• **Written task**
Below is a listing. Gather each line of it that contains "January".

• **Data for this task**
====
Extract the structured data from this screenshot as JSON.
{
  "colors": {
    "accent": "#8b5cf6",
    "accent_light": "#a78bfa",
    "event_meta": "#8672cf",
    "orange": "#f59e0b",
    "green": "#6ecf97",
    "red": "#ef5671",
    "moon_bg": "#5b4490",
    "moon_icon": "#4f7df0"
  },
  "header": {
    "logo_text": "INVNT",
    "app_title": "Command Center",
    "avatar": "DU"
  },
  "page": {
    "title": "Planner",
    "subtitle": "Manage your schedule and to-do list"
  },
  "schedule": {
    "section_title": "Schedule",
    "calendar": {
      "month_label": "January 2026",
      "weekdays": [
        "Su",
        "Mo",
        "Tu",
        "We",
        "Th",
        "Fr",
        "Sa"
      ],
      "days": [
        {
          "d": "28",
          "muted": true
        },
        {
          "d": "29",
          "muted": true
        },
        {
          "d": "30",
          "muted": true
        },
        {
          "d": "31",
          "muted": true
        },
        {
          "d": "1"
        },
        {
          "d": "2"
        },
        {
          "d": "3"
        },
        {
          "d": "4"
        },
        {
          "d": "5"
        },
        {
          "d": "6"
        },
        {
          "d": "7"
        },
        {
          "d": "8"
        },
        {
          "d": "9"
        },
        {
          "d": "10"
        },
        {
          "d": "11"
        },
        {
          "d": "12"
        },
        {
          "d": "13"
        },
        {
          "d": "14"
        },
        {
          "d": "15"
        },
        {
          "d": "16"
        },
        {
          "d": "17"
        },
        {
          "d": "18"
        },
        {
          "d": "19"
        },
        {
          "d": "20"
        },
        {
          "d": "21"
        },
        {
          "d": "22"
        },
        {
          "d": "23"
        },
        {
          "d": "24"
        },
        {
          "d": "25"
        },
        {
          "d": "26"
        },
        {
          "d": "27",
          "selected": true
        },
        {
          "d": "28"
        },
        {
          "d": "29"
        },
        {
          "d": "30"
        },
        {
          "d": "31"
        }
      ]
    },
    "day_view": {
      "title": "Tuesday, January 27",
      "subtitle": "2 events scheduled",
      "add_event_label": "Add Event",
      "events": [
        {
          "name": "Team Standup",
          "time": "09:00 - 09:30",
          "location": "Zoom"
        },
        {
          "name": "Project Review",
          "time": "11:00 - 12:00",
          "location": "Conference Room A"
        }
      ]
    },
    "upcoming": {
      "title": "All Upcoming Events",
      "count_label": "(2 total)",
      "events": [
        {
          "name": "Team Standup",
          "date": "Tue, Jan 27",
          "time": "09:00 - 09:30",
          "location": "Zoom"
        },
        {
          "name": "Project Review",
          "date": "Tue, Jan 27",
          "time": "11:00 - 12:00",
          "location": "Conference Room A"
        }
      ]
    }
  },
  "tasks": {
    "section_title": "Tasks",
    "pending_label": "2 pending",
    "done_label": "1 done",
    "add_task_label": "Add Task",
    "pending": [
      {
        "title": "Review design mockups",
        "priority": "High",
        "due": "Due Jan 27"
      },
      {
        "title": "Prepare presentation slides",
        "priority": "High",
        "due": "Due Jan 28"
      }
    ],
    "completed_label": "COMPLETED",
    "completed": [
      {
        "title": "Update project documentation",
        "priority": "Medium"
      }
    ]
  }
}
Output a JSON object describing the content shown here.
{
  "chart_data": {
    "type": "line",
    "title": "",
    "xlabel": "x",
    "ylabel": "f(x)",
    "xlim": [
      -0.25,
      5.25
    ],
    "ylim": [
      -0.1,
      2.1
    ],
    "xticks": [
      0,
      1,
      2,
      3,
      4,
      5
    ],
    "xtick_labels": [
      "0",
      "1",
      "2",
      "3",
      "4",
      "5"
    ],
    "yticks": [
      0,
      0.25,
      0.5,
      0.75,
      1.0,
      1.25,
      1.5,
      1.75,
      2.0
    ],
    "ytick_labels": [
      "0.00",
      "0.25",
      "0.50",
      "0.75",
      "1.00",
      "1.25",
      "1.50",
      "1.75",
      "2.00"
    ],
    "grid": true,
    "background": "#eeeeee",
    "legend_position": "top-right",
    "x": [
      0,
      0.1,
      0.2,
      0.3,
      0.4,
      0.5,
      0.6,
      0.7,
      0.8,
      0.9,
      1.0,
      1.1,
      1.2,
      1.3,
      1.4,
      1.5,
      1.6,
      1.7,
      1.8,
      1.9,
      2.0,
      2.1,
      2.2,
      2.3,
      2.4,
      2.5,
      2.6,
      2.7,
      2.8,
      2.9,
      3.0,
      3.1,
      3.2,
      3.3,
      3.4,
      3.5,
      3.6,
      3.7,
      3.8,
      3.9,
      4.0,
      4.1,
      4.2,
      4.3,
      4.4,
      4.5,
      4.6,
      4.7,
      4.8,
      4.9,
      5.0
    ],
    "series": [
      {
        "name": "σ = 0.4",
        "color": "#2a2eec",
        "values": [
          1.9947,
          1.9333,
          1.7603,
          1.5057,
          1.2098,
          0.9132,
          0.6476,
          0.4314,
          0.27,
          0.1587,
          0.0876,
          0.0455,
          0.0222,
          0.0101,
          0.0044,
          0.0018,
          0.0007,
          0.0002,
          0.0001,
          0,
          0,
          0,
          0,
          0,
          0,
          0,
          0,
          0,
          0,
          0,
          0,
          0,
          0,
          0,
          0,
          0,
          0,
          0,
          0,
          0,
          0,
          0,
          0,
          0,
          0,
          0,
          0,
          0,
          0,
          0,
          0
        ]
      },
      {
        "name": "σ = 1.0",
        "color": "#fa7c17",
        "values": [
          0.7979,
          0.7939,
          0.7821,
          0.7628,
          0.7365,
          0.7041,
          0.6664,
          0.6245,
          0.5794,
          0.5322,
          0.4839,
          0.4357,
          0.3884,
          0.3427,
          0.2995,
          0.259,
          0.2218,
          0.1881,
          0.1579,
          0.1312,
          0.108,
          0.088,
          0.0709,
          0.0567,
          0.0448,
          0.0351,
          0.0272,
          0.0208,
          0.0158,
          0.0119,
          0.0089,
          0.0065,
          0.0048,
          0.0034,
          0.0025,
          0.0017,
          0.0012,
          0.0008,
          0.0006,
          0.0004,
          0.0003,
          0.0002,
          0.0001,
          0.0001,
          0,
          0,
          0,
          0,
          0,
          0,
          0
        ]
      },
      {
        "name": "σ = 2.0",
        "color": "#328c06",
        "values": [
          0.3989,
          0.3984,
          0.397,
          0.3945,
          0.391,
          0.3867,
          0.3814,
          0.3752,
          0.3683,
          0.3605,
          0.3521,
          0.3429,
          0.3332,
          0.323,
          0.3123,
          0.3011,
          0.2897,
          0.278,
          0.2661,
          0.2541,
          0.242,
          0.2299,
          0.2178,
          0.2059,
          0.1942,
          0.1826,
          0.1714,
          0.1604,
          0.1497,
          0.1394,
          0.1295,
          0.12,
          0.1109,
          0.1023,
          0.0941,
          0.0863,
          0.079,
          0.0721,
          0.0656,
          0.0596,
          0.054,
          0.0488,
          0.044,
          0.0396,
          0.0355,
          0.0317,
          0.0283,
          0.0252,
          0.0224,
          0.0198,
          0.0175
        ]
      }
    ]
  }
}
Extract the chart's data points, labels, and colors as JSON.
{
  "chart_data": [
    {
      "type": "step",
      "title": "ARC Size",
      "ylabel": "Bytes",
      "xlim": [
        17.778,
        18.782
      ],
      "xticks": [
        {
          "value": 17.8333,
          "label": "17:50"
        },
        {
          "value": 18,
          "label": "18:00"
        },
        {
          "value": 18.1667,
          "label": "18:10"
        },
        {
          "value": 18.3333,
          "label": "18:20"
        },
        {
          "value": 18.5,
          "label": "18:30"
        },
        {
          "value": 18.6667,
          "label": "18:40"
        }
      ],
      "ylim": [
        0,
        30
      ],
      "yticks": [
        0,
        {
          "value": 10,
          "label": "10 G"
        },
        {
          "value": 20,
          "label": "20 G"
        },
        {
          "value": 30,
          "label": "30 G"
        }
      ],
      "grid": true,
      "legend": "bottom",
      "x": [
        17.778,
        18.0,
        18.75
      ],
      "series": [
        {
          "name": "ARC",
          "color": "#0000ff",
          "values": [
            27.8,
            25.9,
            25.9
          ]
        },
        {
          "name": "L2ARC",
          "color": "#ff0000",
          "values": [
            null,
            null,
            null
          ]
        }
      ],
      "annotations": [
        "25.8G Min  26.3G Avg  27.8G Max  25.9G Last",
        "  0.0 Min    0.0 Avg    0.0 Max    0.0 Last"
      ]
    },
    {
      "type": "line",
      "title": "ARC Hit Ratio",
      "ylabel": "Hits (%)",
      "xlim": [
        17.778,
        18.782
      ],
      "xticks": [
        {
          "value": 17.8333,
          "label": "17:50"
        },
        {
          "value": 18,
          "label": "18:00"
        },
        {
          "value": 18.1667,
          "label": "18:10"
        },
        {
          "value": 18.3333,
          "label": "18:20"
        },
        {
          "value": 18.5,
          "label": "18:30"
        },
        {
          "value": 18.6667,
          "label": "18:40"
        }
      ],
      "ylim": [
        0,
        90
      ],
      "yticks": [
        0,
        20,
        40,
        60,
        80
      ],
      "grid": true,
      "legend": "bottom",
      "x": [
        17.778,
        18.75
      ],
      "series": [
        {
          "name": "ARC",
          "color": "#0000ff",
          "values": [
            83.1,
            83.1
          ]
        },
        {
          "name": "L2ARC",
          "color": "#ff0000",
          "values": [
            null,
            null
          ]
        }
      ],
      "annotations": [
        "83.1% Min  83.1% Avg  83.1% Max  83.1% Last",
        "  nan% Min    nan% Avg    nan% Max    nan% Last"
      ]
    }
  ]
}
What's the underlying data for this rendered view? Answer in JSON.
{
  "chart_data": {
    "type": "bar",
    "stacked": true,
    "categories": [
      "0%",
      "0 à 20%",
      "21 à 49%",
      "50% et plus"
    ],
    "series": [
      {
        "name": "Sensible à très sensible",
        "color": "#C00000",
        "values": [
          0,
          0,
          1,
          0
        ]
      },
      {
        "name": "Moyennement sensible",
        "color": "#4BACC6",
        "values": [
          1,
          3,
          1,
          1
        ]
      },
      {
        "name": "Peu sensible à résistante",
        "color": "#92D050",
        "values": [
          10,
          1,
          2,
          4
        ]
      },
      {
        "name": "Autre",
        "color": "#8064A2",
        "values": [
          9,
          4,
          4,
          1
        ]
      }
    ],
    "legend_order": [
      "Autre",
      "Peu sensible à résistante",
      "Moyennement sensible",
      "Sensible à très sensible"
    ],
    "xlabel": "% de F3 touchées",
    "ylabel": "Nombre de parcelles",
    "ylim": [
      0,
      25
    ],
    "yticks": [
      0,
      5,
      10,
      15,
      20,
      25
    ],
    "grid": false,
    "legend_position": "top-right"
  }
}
====
• **Task solution**
      "month_label": "January 2026",
      "title": "Tuesday, January 27",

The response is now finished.